## BRIEF
Return the data exactly, with all pictures removed.

## DATA ROWS
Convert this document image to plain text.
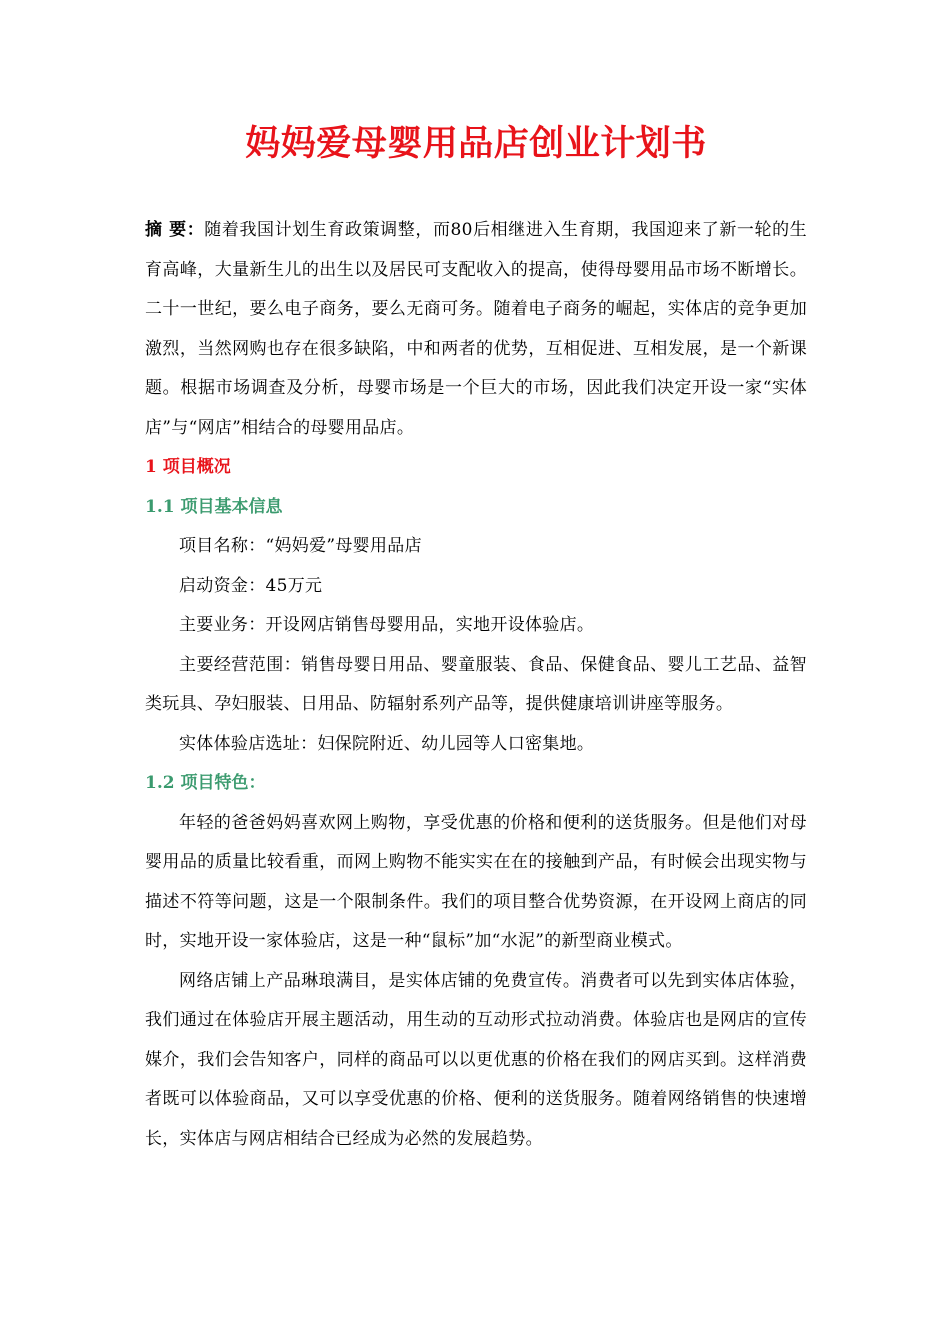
妈妈爱母婴用品店创业计划书

摘 要：随着我国计划生育政策调整，而80后相继进入生育期，我国迎来了新一轮的生育高峰，大量新生儿的出生以及居民可支配收入的提高，使得母婴用品市场不断增长。二十一世纪，要么电子商务，要么无商可务。随着电子商务的崛起，实体店的竞争更加激烈，当然网购也存在很多缺陷，中和两者的优势，互相促进、互相发展，是一个新课题。根据市场调查及分析，母婴市场是一个巨大的市场，因此我们决定开设一家“实体店”与“网店”相结合的母婴用品店。

1 项目概况
1.1 项目基本信息

项目名称：“妈妈爱”母婴用品店

启动资金：45万元

主要业务：开设网店销售母婴用品，实地开设体验店。

主要经营范围：销售母婴日用品、婴童服装、食品、保健食品、婴儿工艺品、益智类玩具、孕妇服装、日用品、防辐射系列产品等，提供健康培训讲座等服务。

实体体验店选址：妇保院附近、幼儿园等人口密集地。

1.2 项目特色：

年轻的爸爸妈妈喜欢网上购物，享受优惠的价格和便利的送货服务。但是他们对母婴用品的质量比较看重，而网上购物不能实实在在的接触到产品，有时候会出现实物与描述不符等问题，这是一个限制条件。我们的项目整合优势资源，在开设网上商店的同时，实地开设一家体验店，这是一种“鼠标”加“水泥”的新型商业模式。

网络店铺上产品琳琅满目，是实体店铺的免费宣传。消费者可以先到实体店体验，我们通过在体验店开展主题活动，用生动的互动形式拉动消费。体验店也是网店的宣传媒介，我们会告知客户，同样的商品可以以更优惠的价格在我们的网店买到。这样消费者既可以体验商品，又可以享受优惠的价格、便利的送货服务。随着网络销售的快速增长，实体店与网店相结合已经成为必然的发展趋势。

## TASK ANSWER
Convert this document image to plain text.
妈妈爱母婴用品店创业计划书

摘 要：随着我国计划生育政策调整，而80后相继进入生育期，我国迎来了新一轮的生育高峰，大量新生儿的出生以及居民可支配收入的提高，使得母婴用品市场不断增长。二十一世纪，要么电子商务，要么无商可务。随着电子商务的崛起，实体店的竞争更加激烈，当然网购也存在很多缺陷，中和两者的优势，互相促进、互相发展，是一个新课题。根据市场调查及分析，母婴市场是一个巨大的市场，因此我们决定开设一家“实体店”与“网店”相结合的母婴用品店。

1 项目概况
1.1 项目基本信息

项目名称：“妈妈爱”母婴用品店

启动资金：45万元

主要业务：开设网店销售母婴用品，实地开设体验店。

主要经营范围：销售母婴日用品、婴童服装、食品、保健食品、婴儿工艺品、益智类玩具、孕妇服装、日用品、防辐射系列产品等，提供健康培训讲座等服务。

实体体验店选址：妇保院附近、幼儿园等人口密集地。

1.2 项目特色：

年轻的爸爸妈妈喜欢网上购物，享受优惠的价格和便利的送货服务。但是他们对母婴用品的质量比较看重，而网上购物不能实实在在的接触到产品，有时候会出现实物与描述不符等问题，这是一个限制条件。我们的项目整合优势资源，在开设网上商店的同时，实地开设一家体验店，这是一种“鼠标”加“水泥”的新型商业模式。

网络店铺上产品琳琅满目，是实体店铺的免费宣传。消费者可以先到实体店体验，我们通过在体验店开展主题活动，用生动的互动形式拉动消费。体验店也是网店的宣传媒介，我们会告知客户，同样的商品可以以更优惠的价格在我们的网店买到。这样消费者既可以体验商品，又可以享受优惠的价格、便利的送货服务。随着网络销售的快速增长，实体店与网店相结合已经成为必然的发展趋势。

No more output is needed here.